● **Document source**:
□ □ □ □

Sans valorisation, pas de motivation. C’est logique. Ça l’est d’autant plus quand les contraintes, elles, sont bien évidentes. Alain Fretay, agriculteur bio installé à la lisière entre Bretagne et Normandie, l’illustre parfaitement. «Il faut savoir qu’à la base, je déteste travailler le bois!» Et pourtant, depuis une dizaine d’années, son système d’élevage laisse une place toujours plus belle à la haie. Cette dernière alimente une chaudière et les caisses de son entreprise. Désormais, «le bois nous fait un peu notre treizième mois», témoigne-t-il le 30 juin à l’occasion du salon Bio360 organisé à Retiers (35).
Des chantiers plus faciles
Pour l’éleveur laitier, l’arrivée du déchiquetage sur le territoire a été un déclic. «Là, je me suis dit qu’il y avait quelque chose à faire.» En effet, la production de plaquettes propose des chantiers moins pénibles que la production de bûches. Elle reste un moyen d’apporter de la valeur à sa haie. Alain Fretay lui-même en est un exemple. «Si l’on prouve à l’agriculteur qu’il y a de l’argent à se faire, il ne rechignera pas à entretenir sa haie.» Ainsi, une enquête régionale en 2020 identifie que 70% des agriculteurs qui entretiennent leur haie en valorisent aussi la taille, le plus souvent en autoconsommation.

□ □ □ □

● **Entrées de données**:
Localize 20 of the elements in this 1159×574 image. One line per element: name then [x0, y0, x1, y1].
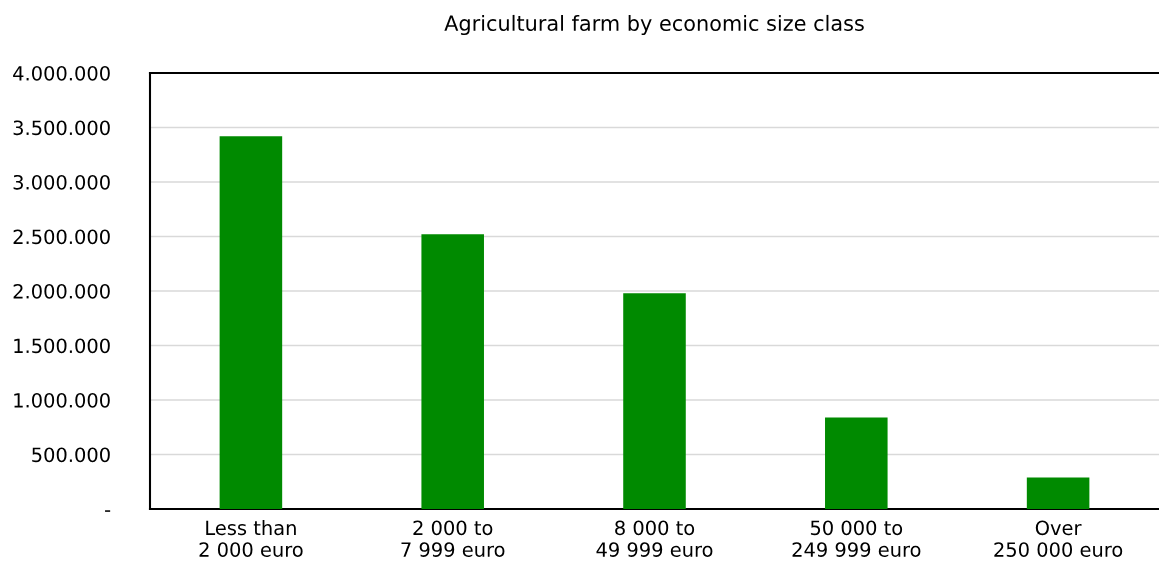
chart-title: Agricultural farm by economic size class — [444, 14, 864, 36]
x-tick-label: Over 250 000 euro — [994, 520, 1123, 557]
y-tick-label: 3.500.000 — [13, 120, 110, 136]
bar — [219, 136, 283, 509]
y-tick-label: 4.000.000 — [13, 65, 110, 81]
bar — [421, 234, 484, 509]
bar — [1026, 477, 1090, 509]
y-tick-label: 2.000.000 — [13, 283, 110, 299]
bar — [825, 417, 888, 509]
x-tick-label: 50 000 to 249 999 euro — [792, 520, 921, 557]
y-tick-label: 2.500.000 — [13, 229, 110, 245]
y-tick-label: 1.500.000 — [14, 338, 110, 354]
x-tick-label: 2 000 to 7 999 euro — [401, 520, 505, 557]
y-tick-label: 3.000.000 — [13, 174, 110, 190]
y-tick-label: 500.000 — [32, 447, 110, 463]
x-tick-label: 8 000 to 49 999 euro — [596, 520, 713, 557]
y-tick-label: - — [105, 510, 111, 512]
x-tick-label: Less than 2 000 euro — [199, 520, 303, 557]
y-tick-label: 1.000.000 — [14, 392, 110, 408]
bar — [623, 293, 686, 509]
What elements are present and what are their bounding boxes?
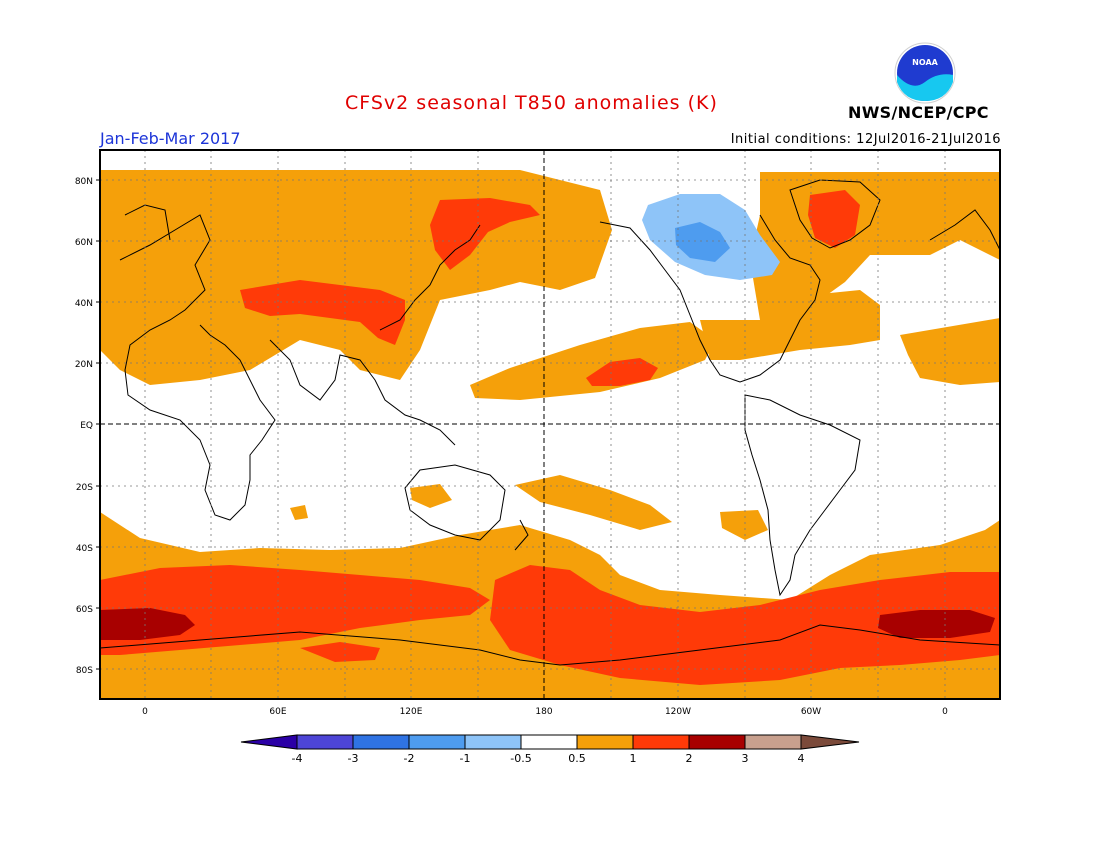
lon-label: 120W: [665, 707, 691, 717]
lat-label: 40N: [75, 299, 93, 309]
colorbar-swatch: [408, 734, 466, 750]
lat-label: 20S: [76, 483, 93, 493]
colorbar-tick-label: 0.5: [568, 752, 586, 765]
lon-label: 60E: [269, 707, 286, 717]
colorbar-swatch: [632, 734, 690, 750]
lat-label: 80N: [75, 177, 93, 187]
colorbar-tick-label: 1: [630, 752, 637, 765]
lon-label: 120E: [400, 707, 423, 717]
colorbar-tick-label: -2: [404, 752, 415, 765]
anomaly-region-red-antarctic: [300, 642, 380, 662]
anomaly-region-orange-south-indian: [410, 484, 452, 508]
colorbar-swatch: [520, 734, 578, 750]
reference-lines: [100, 150, 1000, 699]
lon-label: 0: [142, 707, 148, 717]
colorbar-tick-label: 2: [686, 752, 693, 765]
anomaly-region-orange-pacific: [470, 322, 715, 400]
anomaly-region-blue-canada: [675, 222, 730, 262]
colorbar-swatch: [296, 734, 354, 750]
lat-label: 40S: [76, 544, 93, 554]
logo-text: NOAA: [912, 58, 938, 67]
lat-labels: 80N 60N 40N 20N EQ 20S 40S 60S 80S: [75, 177, 93, 676]
lat-label: 80S: [76, 666, 93, 676]
lat-label: 60S: [76, 605, 93, 615]
lat-tick-marks: [96, 179, 100, 670]
colorbar-arrow-right: [800, 734, 860, 750]
anomaly-region-red-pacific: [586, 358, 658, 386]
grid-lines: [100, 150, 1000, 699]
colorbar-tick-label: -3: [348, 752, 359, 765]
lon-label: 180: [535, 707, 552, 717]
colorbar-tick-label: -0.5: [510, 752, 531, 765]
anomaly-region-orange-atlantic-east: [900, 318, 1000, 385]
colorbar-tick-label: 4: [798, 752, 805, 765]
colorbar-arrow-left: [240, 734, 298, 750]
anomaly-region-red-southern-ocean-west: [100, 565, 490, 655]
colorbar-swatch: [576, 734, 634, 750]
coastlines: [100, 179, 1000, 666]
anomaly-region-darkred-west: [100, 608, 195, 640]
lat-label: 60N: [75, 238, 93, 248]
initial-conditions-label: Initial conditions: 12Jul2016-21Jul2016: [730, 132, 1001, 147]
lon-label: 60W: [801, 707, 821, 717]
organization-label: NWS/NCEP/CPC: [848, 103, 989, 122]
anomaly-region-darkred-east: [878, 610, 995, 638]
anomaly-region-red-siberia: [430, 198, 540, 270]
anomaly-shading: [100, 150, 1000, 699]
anomaly-region-orange-south-atlantic: [720, 510, 768, 540]
season-label: Jan-Feb-Mar 2017: [100, 129, 241, 148]
anomaly-region-orange-south-pacific: [515, 475, 672, 530]
lat-label: EQ: [80, 421, 93, 431]
colorbar-swatch: [744, 734, 802, 750]
noaa-logo: NOAA: [894, 42, 956, 104]
colorbar-tick-label: 3: [742, 752, 749, 765]
colorbar-swatch: [688, 734, 746, 750]
lon-label: 0: [942, 707, 948, 717]
lat-label: 20N: [75, 360, 93, 370]
anomaly-region-red-greenland: [808, 190, 860, 248]
colorbar: -4 -3 -2 -1 -0.5 0.5 1 2 3 4: [240, 734, 860, 765]
colorbar-tick-label: -4: [292, 752, 303, 765]
anomaly-region-orange-small-ind: [290, 505, 308, 520]
lon-labels: 0 60E 120E 180 120W 60W 0: [142, 707, 948, 717]
anomaly-region-red-central-asia: [240, 280, 405, 345]
colorbar-tick-label: -1: [460, 752, 471, 765]
colorbar-swatch: [352, 734, 410, 750]
colorbar-swatch: [464, 734, 522, 750]
figure-title: CFSv2 seasonal T850 anomalies (K): [345, 92, 718, 114]
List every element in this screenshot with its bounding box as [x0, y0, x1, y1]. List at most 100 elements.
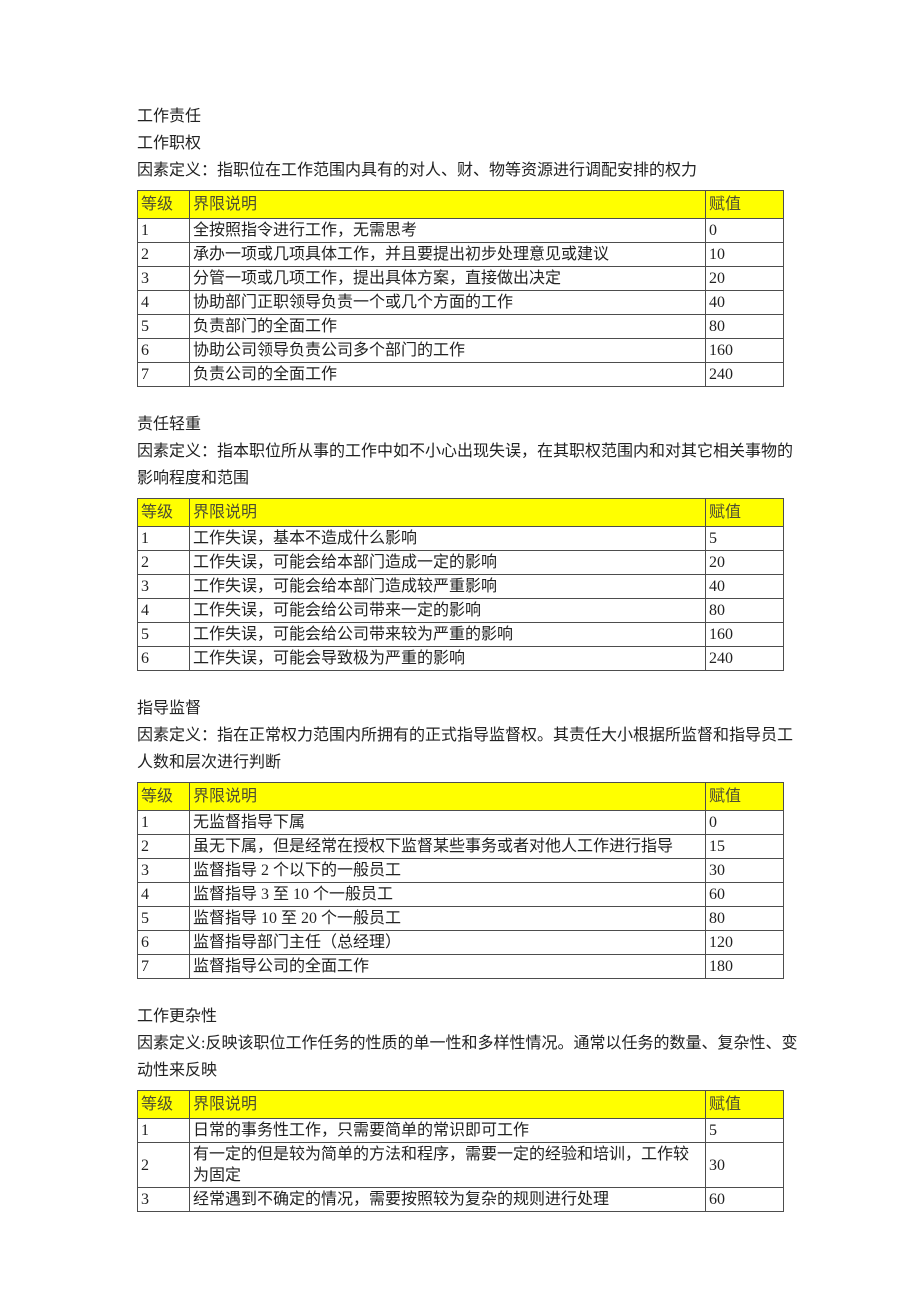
value-cell: 0 [705, 810, 784, 835]
description-cell: 全按照指令进行工作，无需思考 [189, 218, 706, 243]
table-row: 4 监督指导 3 至 10 个一般员工 60 [137, 882, 784, 907]
table-row: 2 虽无下属，但是经常在授权下监督某些事务或者对他人工作进行指导 15 [137, 834, 784, 859]
table-row: 3 分管一项或几项工作，提出具体方案，直接做出决定 20 [137, 266, 784, 291]
description-cell: 工作失误，可能会给公司带来一定的影响 [189, 598, 706, 623]
description-cell: 监督指导 10 至 20 个一般员工 [189, 906, 706, 931]
level-cell: 2 [137, 242, 190, 267]
table-row: 4 工作失误，可能会给公司带来一定的影响 80 [137, 598, 784, 623]
factor-definition-line: 影响程度和范围 [137, 470, 250, 487]
level-cell: 1 [137, 810, 190, 835]
level-cell: 2 [137, 1142, 190, 1188]
table-row: 1 日常的事务性工作，只需要简单的常识即可工作 5 [137, 1118, 784, 1143]
header-cell-description: 界限说明 [189, 782, 706, 811]
header-cell-description: 界限说明 [189, 498, 706, 527]
description-cell: 协助公司领导负责公司多个部门的工作 [189, 338, 706, 363]
description-cell: 负责公司的全面工作 [189, 362, 706, 387]
description-cell: 负责部门的全面工作 [189, 314, 706, 339]
factor-definition-line: 因素定义：指职位在工作范围内具有的对人、财、物等资源进行调配安排的权力 [137, 162, 698, 179]
section-heading: 工作职权 [137, 135, 202, 152]
value-cell: 240 [705, 362, 784, 387]
value-cell: 120 [705, 930, 784, 955]
level-cell: 6 [137, 338, 190, 363]
table-row: 1 工作失误，基本不造成什么影响 5 [137, 526, 784, 551]
table-row: 5 监督指导 10 至 20 个一般员工 80 [137, 906, 784, 931]
value-cell: 240 [705, 646, 784, 671]
table-row: 6 监督指导部门主任（总经理） 120 [137, 930, 784, 955]
table-row: 3 监督指导 2 个以下的一般员工 30 [137, 858, 784, 883]
section-heading: 工作更杂性 [137, 1008, 218, 1025]
table-row: 6 协助公司领导负责公司多个部门的工作 160 [137, 338, 784, 363]
description-cell: 协助部门正职领导负责一个或几个方面的工作 [189, 290, 706, 315]
section-heading: 指导监督 [137, 700, 202, 717]
description-cell: 无监督指导下属 [189, 810, 706, 835]
table-row: 5 负责部门的全面工作 80 [137, 314, 784, 339]
value-cell: 15 [705, 834, 784, 859]
level-cell: 1 [137, 1118, 190, 1143]
level-cell: 6 [137, 930, 190, 955]
level-cell: 2 [137, 550, 190, 575]
level-cell: 6 [137, 646, 190, 671]
description-cell: 工作失误，基本不造成什么影响 [189, 526, 706, 551]
level-cell: 2 [137, 834, 190, 859]
table-row: 1 全按照指令进行工作，无需思考 0 [137, 218, 784, 243]
level-cell: 3 [137, 574, 190, 599]
description-cell: 日常的事务性工作，只需要简单的常识即可工作 [189, 1118, 706, 1143]
header-cell-level: 等级 [137, 498, 190, 527]
description-cell: 经常遇到不确定的情况，需要按照较为复杂的规则进行处理 [189, 1187, 706, 1212]
factor-definition-line: 因素定义:反映该职位工作任务的性质的单一性和多样性情况。通常以任务的数量、复杂性… [137, 1035, 798, 1052]
document-content: 工作责任工作职权因素定义：指职位在工作范围内具有的对人、财、物等资源进行调配安排… [137, 103, 798, 1212]
factor-definition-line: 因素定义：指本职位所从事的工作中如不小心出现失误，在其职权范围内和对其它相关事物… [137, 443, 794, 460]
factor-table: 等级 界限说明 赋值 1 全按照指令进行工作，无需思考 0 2 承办一项或几项具体工作，并且要… [137, 190, 784, 387]
factor-definition-line: 因素定义：指在正常权力范围内所拥有的正式指导监督权。其责任大小根据所监督和指导员… [137, 727, 794, 744]
level-cell: 3 [137, 266, 190, 291]
section-heading: 责任轻重 [137, 416, 202, 433]
value-cell: 60 [705, 1187, 784, 1212]
description-cell: 有一定的但是较为简单的方法和程序，需要一定的经验和培训，工作较为固定 [189, 1142, 706, 1188]
description-cell: 工作失误，可能会导致极为严重的影响 [189, 646, 706, 671]
description-cell: 分管一项或几项工作，提出具体方案，直接做出决定 [189, 266, 706, 291]
table-row: 2 承办一项或几项具体工作，并且要提出初步处理意见或建议 10 [137, 242, 784, 267]
value-cell: 40 [705, 574, 784, 599]
level-cell: 5 [137, 622, 190, 647]
header-cell-level: 等级 [137, 1090, 190, 1119]
table-row: 3 工作失误，可能会给本部门造成较严重影响 40 [137, 574, 784, 599]
description-cell: 工作失误，可能会给本部门造成一定的影响 [189, 550, 706, 575]
header-cell-description: 界限说明 [189, 190, 706, 219]
description-cell: 监督指导 2 个以下的一般员工 [189, 858, 706, 883]
level-cell: 5 [137, 906, 190, 931]
table-row: 2 工作失误，可能会给本部门造成一定的影响 20 [137, 550, 784, 575]
header-cell-level: 等级 [137, 190, 190, 219]
factor-section: 指导监督因素定义：指在正常权力范围内所拥有的正式指导监督权。其责任大小根据所监督… [137, 695, 794, 979]
header-cell-description: 界限说明 [189, 1090, 706, 1119]
level-cell: 3 [137, 1187, 190, 1212]
level-cell: 5 [137, 314, 190, 339]
value-cell: 0 [705, 218, 784, 243]
description-cell: 工作失误，可能会给本部门造成较严重影响 [189, 574, 706, 599]
factor-definition-line: 人数和层次进行判断 [137, 754, 282, 771]
factor-table: 等级 界限说明 赋值 1 无监督指导下属 0 2 虽无下属，但是经常在授权下监督某些事务或者对… [137, 782, 784, 979]
level-cell: 4 [137, 598, 190, 623]
table-row: 3 经常遇到不确定的情况，需要按照较为复杂的规则进行处理 60 [137, 1187, 784, 1212]
level-cell: 3 [137, 858, 190, 883]
header-cell-level: 等级 [137, 782, 190, 811]
section-heading: 工作责任 [137, 108, 202, 125]
description-cell: 承办一项或几项具体工作，并且要提出初步处理意见或建议 [189, 242, 706, 267]
value-cell: 5 [705, 1118, 784, 1143]
value-cell: 20 [705, 550, 784, 575]
level-cell: 1 [137, 218, 190, 243]
factor-table: 等级 界限说明 赋值 1 日常的事务性工作，只需要简单的常识即可工作 5 2 有一定的但是较为… [137, 1090, 784, 1212]
value-cell: 80 [705, 906, 784, 931]
value-cell: 20 [705, 266, 784, 291]
value-cell: 80 [705, 598, 784, 623]
table-header-row: 等级 界限说明 赋值 [137, 1090, 784, 1119]
table-row: 4 协助部门正职领导负责一个或几个方面的工作 40 [137, 290, 784, 315]
table-row: 1 无监督指导下属 0 [137, 810, 784, 835]
table-row: 6 工作失误，可能会导致极为严重的影响 240 [137, 646, 784, 671]
factor-section: 工作更杂性因素定义:反映该职位工作任务的性质的单一性和多样性情况。通常以任务的数… [137, 1003, 798, 1212]
table-header-row: 等级 界限说明 赋值 [137, 782, 784, 811]
table-row: 5 工作失误，可能会给公司带来较为严重的影响 160 [137, 622, 784, 647]
value-cell: 80 [705, 314, 784, 339]
value-cell: 30 [705, 858, 784, 883]
level-cell: 1 [137, 526, 190, 551]
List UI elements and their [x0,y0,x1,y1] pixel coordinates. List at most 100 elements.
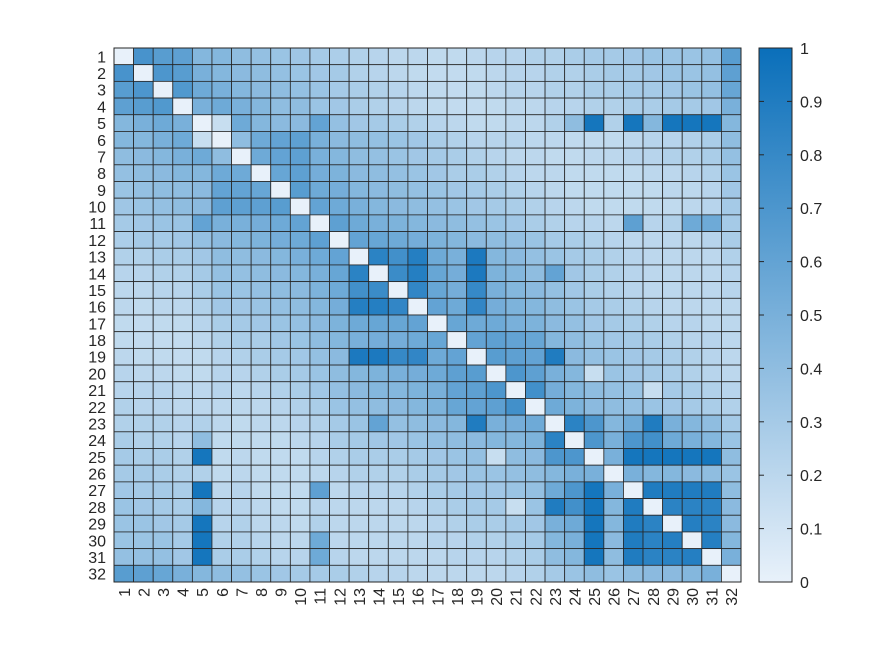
heatmap-cell [603,514,624,533]
heatmap-cell [289,214,311,232]
heatmap-cell [270,264,291,283]
heatmap-cell [231,64,252,82]
heatmap-cell [642,147,664,166]
heatmap-cell [368,197,389,216]
heatmap-cell [701,564,722,583]
heatmap-cell [113,231,134,249]
heatmap-cell [172,398,193,416]
heatmap-cell [505,331,526,349]
heatmap-cell [113,197,134,216]
heatmap-cell [113,331,134,349]
heatmap-cell [113,181,134,199]
heatmap-cell [642,231,664,249]
heatmap-cell [505,464,526,483]
heatmap-cell [642,131,664,149]
heatmap-cell [701,264,722,283]
heatmap-cell [505,297,526,316]
heatmap-cell [505,381,526,399]
heatmap-cell [329,114,350,132]
heatmap-cell [603,80,624,99]
heatmap-cell [309,548,330,566]
heatmap-cell [485,231,507,249]
heatmap-cell [152,131,174,149]
heatmap-cell [544,564,566,583]
heatmap-cell [544,314,566,333]
heatmap-cell [113,214,134,232]
x-tick-label: 29 [665,588,682,606]
x-tick-label: 28 [646,588,663,606]
heatmap-cell [485,548,507,566]
heatmap-cell [544,231,566,249]
heatmap-cell [191,431,213,449]
heatmap-cell [387,514,409,533]
y-tick-label: 17 [88,316,106,333]
heatmap-cell [564,80,585,99]
heatmap-cell [329,197,350,216]
heatmap-cell [172,448,193,466]
heatmap-cell [721,364,742,383]
heatmap-cell [172,514,193,533]
heatmap-cell [348,131,370,149]
heatmap-cell [446,247,468,266]
heatmap-cell [544,364,566,383]
heatmap-cell [348,47,370,66]
heatmap-cell [231,564,252,583]
heatmap-cell [623,564,644,583]
heatmap-cell [583,164,605,182]
heatmap-cell [564,197,585,216]
heatmap-cell [211,431,232,449]
heatmap-cell [544,264,566,283]
heatmap-cell [583,331,605,349]
heatmap-cell [583,281,605,299]
heatmap-cell [231,131,252,149]
heatmap-cell [191,64,213,82]
heatmap-cell [583,47,605,66]
heatmap-cell [446,548,468,566]
heatmap-cell [231,247,252,266]
heatmap-cell [721,314,742,333]
heatmap-cell [329,247,350,266]
x-tick-label: 7 [234,588,251,597]
heatmap-cell [505,431,526,449]
heatmap-cell [152,564,174,583]
heatmap-cell [407,147,428,166]
heatmap-cell [289,481,311,499]
heatmap-cell [250,414,272,433]
heatmap-cell [525,314,546,333]
heatmap-cell [564,481,585,499]
heatmap-cell [681,448,703,466]
heatmap-cell [485,331,507,349]
heatmap-cell [407,314,428,333]
heatmap-cell [701,464,722,483]
heatmap-cell [466,464,487,483]
heatmap-cell [407,381,428,399]
heatmap-cell [133,414,154,433]
heatmap-cell [191,314,213,333]
heatmap-cell [446,498,468,516]
heatmap-cell [485,448,507,466]
heatmap-cell [289,548,311,566]
heatmap-cell [721,481,742,499]
heatmap-cell [662,47,683,66]
heatmap-cell [623,498,644,516]
heatmap-cell [466,347,487,366]
heatmap-cell [152,414,174,433]
heatmap-cell [544,281,566,299]
heatmap-cell [348,531,370,550]
heatmap-cell [270,481,291,499]
heatmap-cell [466,297,487,316]
heatmap-cell [721,297,742,316]
y-tick-label: 26 [88,467,106,484]
heatmap-cell [368,80,389,99]
heatmap-cell [642,381,664,399]
heatmap-cell [407,297,428,316]
heatmap-cell [250,264,272,283]
heatmap-cell [642,464,664,483]
heatmap-cell [309,131,330,149]
y-tick-label: 25 [88,450,106,467]
x-tick-label: 8 [254,588,271,597]
heatmap-cell [466,114,487,132]
heatmap-cell [172,181,193,199]
heatmap-cell [191,331,213,349]
heatmap-cell [289,147,311,166]
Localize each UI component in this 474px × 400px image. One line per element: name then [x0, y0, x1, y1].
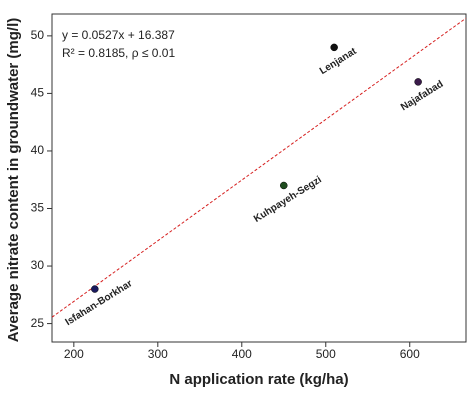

□ □ □ □

● **Consignes**:
A – Recopiez le passage du document source sur la valorisation de la haie, depuis « Sans valorisation, pas » jusqu'à « à Retiers (35). » inclus.
B – Selon le document source sur la valorisation de la haie, quelle part des agriculteurs qui entretiennent leur haie en valorisent aussi la taille d'après l'enquête régionale de 2020 ?
C – Prolongez le document source sur la valorisation de la haie après sa dernière phrase.

● **Réponses aux exercices**:
A –
Sans valorisation, pas de motivation. C’est logique. Ça l’est d’autant plus quand les contraintes, elles, sont bien évidentes. Alain Fretay, agriculteur bio installé à la lisière entre Bretagne et Normandie, l’illustre parfaitement. «Il faut savoir qu’à la base, je déteste travailler le bois!» Et pourtant, depuis une dizaine d’années, son système d’élevage laisse une place toujours plus belle à la haie. Cette dernière alimente une chaudière et les caisses de son entreprise. Désormais, «le bois nous fait un peu notre treizième mois», témoigne-t-il le 30 juin à l’occasion du salon Bio360 organisé à Retiers (35).

B – 70 %.

C –
«Les bonnes valorisations consolident la place du bocage dans le système agricole», acquiesce Marc Le Tréïs, responsable du secteur Bois énergie d’Aile. L’utilisation en chauffage reste la principale valorisation des arbres de haie, l’expert note une tendance à la croissance de ces présentations plus pratiques à gérer que le format bûche.
Le label Haie, un outil pour accompagner l’essor
Jusqu’à il y a quelques années, le linéaire de haies avait tendance à l’érosion. Chaque année, la haie bretonne se raccourcissait d’environ 1% entre 1996 et 2008. «Les résultats de l’étude la plus récente restent à consolider», mais la longueur du réseau bocager régional semble se stabiliser désormais. De plus, «il y a une filière qui se structure», se réjouit encore l’animateur du Plan bois énergie Bretagne.
Pour autant, «il reste du travail sur la maîtrise de l’entretien de cette ressource. En effet, la moitié des haies ne présente pas de trace d’entretien et seulement 20% font l’objet d’un entretien raisonné.» À la fois, c’est une demi-bonne nouvelle, dans la mesure où ce constat signifie qu’une grande partie de la ressource actuelle n’est pas encore mobilisée. Les intervenants constatent que la haie qui fonctionne bien, d’une part procure les bénéfices environnementaux attendus de cet élément paysager, d’autre part sécurise la durabilité de la ressource de la biomasse.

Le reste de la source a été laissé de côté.